▶

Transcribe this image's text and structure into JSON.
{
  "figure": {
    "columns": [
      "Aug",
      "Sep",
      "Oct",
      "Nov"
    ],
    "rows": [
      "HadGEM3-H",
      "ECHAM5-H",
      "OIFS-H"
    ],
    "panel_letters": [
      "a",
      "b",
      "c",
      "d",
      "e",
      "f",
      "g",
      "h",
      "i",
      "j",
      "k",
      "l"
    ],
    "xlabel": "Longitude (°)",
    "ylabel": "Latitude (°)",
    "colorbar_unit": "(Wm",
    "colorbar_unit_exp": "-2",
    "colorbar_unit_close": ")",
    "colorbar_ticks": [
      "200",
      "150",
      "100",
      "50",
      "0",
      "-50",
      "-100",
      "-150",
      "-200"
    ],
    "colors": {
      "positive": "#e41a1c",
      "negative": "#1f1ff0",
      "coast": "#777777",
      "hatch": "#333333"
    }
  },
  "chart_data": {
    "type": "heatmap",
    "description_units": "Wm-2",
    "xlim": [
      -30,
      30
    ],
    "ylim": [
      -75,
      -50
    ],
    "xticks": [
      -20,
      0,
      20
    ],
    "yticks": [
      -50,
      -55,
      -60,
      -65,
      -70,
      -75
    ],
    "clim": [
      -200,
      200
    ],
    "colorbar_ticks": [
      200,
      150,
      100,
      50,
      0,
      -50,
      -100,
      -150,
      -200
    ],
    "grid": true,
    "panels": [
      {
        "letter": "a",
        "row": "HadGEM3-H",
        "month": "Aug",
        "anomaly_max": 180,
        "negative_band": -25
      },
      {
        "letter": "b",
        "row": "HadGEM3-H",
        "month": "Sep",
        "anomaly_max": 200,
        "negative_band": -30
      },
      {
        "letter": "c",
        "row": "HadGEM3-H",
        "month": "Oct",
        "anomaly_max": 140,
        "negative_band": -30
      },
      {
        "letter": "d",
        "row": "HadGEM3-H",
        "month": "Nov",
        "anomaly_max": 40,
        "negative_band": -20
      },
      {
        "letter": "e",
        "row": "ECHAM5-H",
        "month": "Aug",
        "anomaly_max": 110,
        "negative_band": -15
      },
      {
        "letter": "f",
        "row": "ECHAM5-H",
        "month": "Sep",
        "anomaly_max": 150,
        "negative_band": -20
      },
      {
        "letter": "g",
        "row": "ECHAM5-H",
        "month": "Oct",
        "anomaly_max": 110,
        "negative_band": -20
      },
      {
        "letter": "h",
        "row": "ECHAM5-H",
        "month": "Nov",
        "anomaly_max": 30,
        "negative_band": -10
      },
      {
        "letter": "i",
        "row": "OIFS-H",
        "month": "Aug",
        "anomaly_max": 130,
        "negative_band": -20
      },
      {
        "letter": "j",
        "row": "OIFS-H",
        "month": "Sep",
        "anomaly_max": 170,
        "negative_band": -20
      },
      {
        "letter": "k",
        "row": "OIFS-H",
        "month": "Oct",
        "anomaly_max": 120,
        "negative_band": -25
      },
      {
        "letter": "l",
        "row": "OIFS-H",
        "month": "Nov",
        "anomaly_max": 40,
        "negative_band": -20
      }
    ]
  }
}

◀

To do: Write out all records exactly, keeping every detail.

Exercise answer:
Transcribe this image's text and structure into JSON.
{
  "figure": {
    "columns": [
      "Aug",
      "Sep",
      "Oct",
      "Nov"
    ],
    "rows": [
      "HadGEM3-H",
      "ECHAM5-H",
      "OIFS-H"
    ],
    "panel_letters": [
      "a",
      "b",
      "c",
      "d",
      "e",
      "f",
      "g",
      "h",
      "i",
      "j",
      "k",
      "l"
    ],
    "xlabel": "Longitude (°)",
    "ylabel": "Latitude (°)",
    "colorbar_unit": "(Wm",
    "colorbar_unit_exp": "-2",
    "colorbar_unit_close": ")",
    "colorbar_ticks": [
      "200",
      "150",
      "100",
      "50",
      "0",
      "-50",
      "-100",
      "-150",
      "-200"
    ],
    "colors": {
      "positive": "#e41a1c",
      "negative": "#1f1ff0",
      "coast": "#777777",
      "hatch": "#333333"
    }
  },
  "chart_data": {
    "type": "heatmap",
    "description_units": "Wm-2",
    "xlim": [
      -30,
      30
    ],
    "ylim": [
      -75,
      -50
    ],
    "xticks": [
      -20,
      0,
      20
    ],
    "yticks": [
      -50,
      -55,
      -60,
      -65,
      -70,
      -75
    ],
    "clim": [
      -200,
      200
    ],
    "colorbar_ticks": [
      200,
      150,
      100,
      50,
      0,
      -50,
      -100,
      -150,
      -200
    ],
    "grid": true,
    "panels": [
      {
        "letter": "a",
        "row": "HadGEM3-H",
        "month": "Aug",
        "anomaly_max": 180,
        "negative_band": -25
      },
      {
        "letter": "b",
        "row": "HadGEM3-H",
        "month": "Sep",
        "anomaly_max": 200,
        "negative_band": -30
      },
      {
        "letter": "c",
        "row": "HadGEM3-H",
        "month": "Oct",
        "anomaly_max": 140,
        "negative_band": -30
      },
      {
        "letter": "d",
        "row": "HadGEM3-H",
        "month": "Nov",
        "anomaly_max": 40,
        "negative_band": -20
      },
      {
        "letter": "e",
        "row": "ECHAM5-H",
        "month": "Aug",
        "anomaly_max": 110,
        "negative_band": -15
      },
      {
        "letter": "f",
        "row": "ECHAM5-H",
        "month": "Sep",
        "anomaly_max": 150,
        "negative_band": -20
      },
      {
        "letter": "g",
        "row": "ECHAM5-H",
        "month": "Oct",
        "anomaly_max": 110,
        "negative_band": -20
      },
      {
        "letter": "h",
        "row": "ECHAM5-H",
        "month": "Nov",
        "anomaly_max": 30,
        "negative_band": -10
      },
      {
        "letter": "i",
        "row": "OIFS-H",
        "month": "Aug",
        "anomaly_max": 130,
        "negative_band": -20
      },
      {
        "letter": "j",
        "row": "OIFS-H",
        "month": "Sep",
        "anomaly_max": 170,
        "negative_band": -20
      },
      {
        "letter": "k",
        "row": "OIFS-H",
        "month": "Oct",
        "anomaly_max": 120,
        "negative_band": -25
      },
      {
        "letter": "l",
        "row": "OIFS-H",
        "month": "Nov",
        "anomaly_max": 40,
        "negative_band": -20
      }
    ]
  }
}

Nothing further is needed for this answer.